[Collected data entries]

--- --- ---

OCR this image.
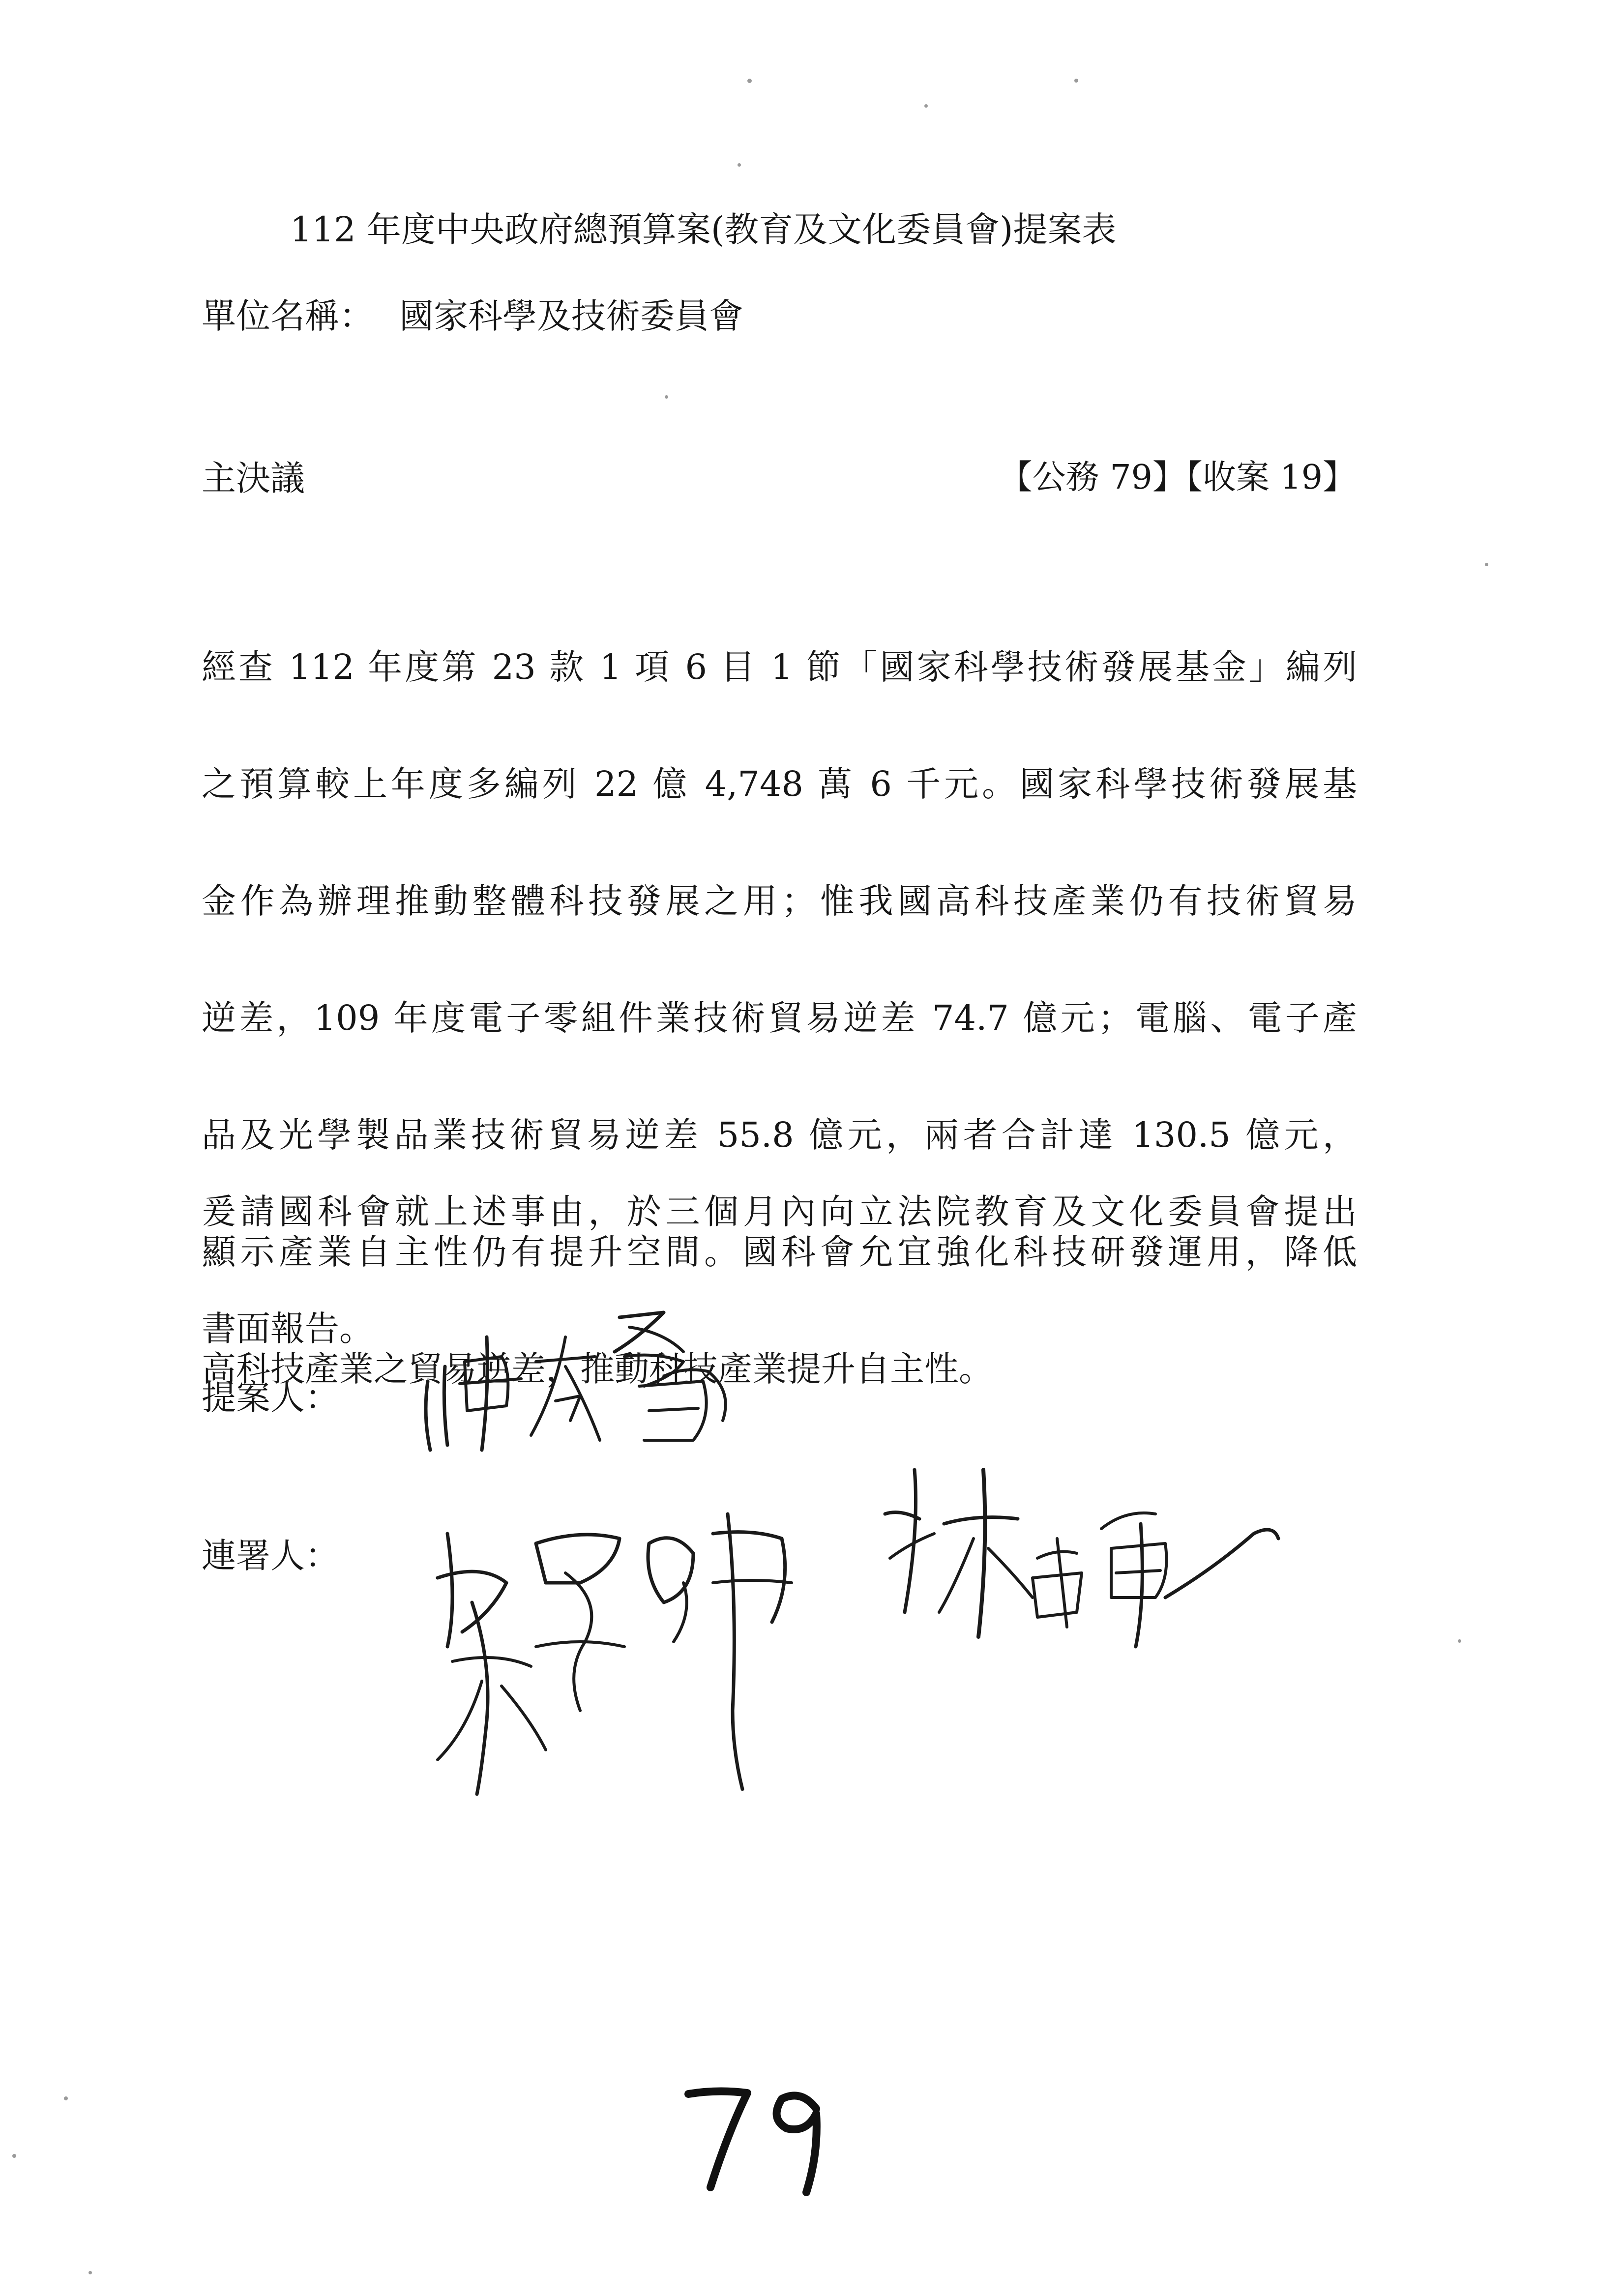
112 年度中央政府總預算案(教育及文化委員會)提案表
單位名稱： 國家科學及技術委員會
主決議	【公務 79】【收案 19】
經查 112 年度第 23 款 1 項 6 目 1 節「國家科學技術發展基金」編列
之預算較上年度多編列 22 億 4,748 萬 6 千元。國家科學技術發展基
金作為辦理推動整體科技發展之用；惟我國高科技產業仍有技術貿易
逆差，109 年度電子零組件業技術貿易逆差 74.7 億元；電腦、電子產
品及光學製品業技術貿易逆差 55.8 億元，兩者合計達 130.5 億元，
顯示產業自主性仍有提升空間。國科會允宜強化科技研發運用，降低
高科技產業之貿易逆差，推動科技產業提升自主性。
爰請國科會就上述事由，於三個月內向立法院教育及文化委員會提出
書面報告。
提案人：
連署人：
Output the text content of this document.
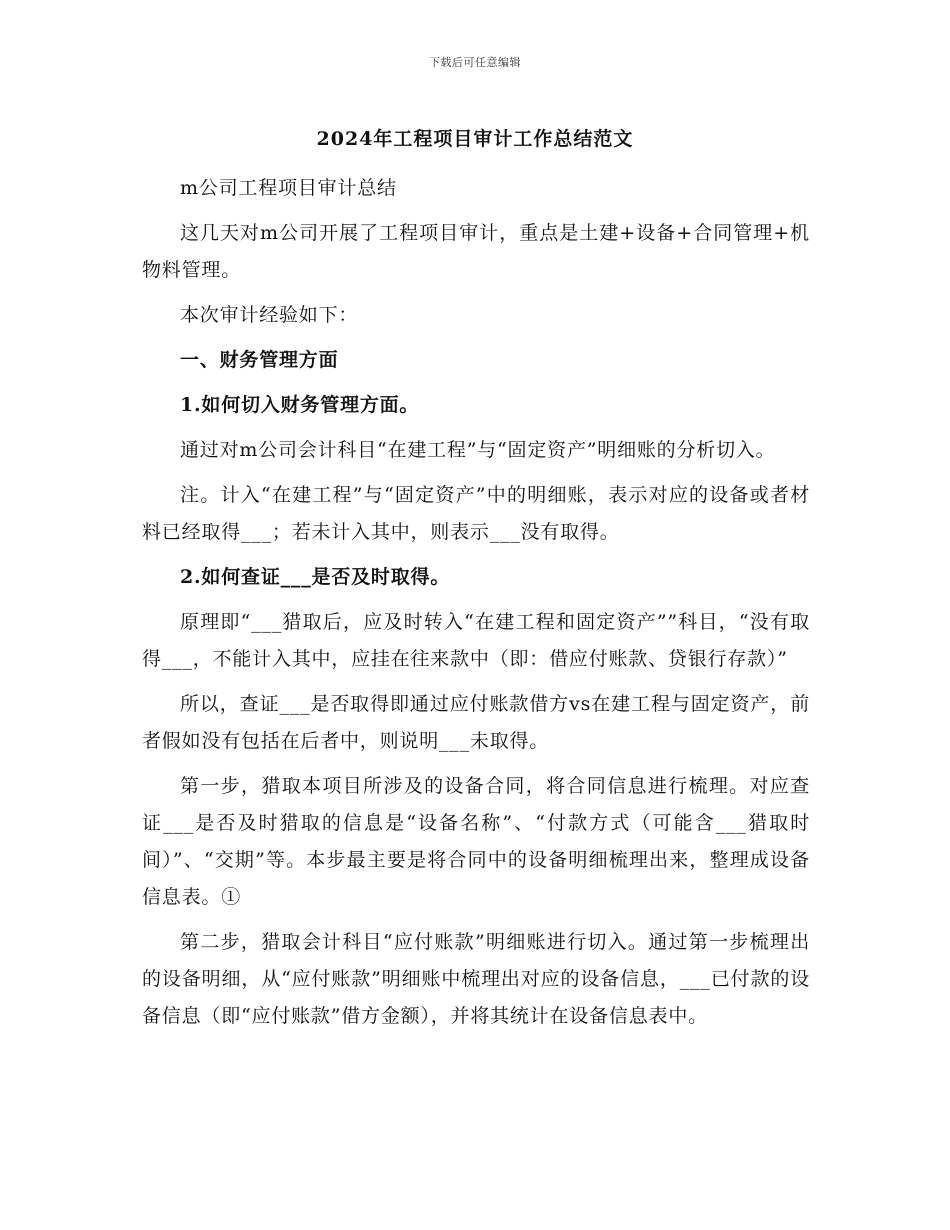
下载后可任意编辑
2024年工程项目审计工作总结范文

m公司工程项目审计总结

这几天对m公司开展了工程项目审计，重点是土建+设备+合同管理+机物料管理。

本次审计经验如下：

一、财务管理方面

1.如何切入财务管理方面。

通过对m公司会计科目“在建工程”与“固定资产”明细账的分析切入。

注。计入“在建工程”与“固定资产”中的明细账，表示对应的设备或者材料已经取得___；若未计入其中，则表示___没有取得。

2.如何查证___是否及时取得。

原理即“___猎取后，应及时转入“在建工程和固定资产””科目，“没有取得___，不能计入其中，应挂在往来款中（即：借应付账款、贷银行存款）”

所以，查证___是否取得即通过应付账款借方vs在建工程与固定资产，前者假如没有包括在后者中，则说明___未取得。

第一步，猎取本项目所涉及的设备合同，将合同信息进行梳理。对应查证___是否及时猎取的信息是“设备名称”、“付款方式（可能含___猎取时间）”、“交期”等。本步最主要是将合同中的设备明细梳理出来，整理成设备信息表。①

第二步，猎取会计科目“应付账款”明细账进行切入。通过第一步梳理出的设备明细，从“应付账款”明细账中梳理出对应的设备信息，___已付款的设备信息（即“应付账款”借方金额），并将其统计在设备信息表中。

--- --- ---

_Your instructions_:
Tally up the lines of the listing containing the word "this". Give only the total.

_Solved problem_:
2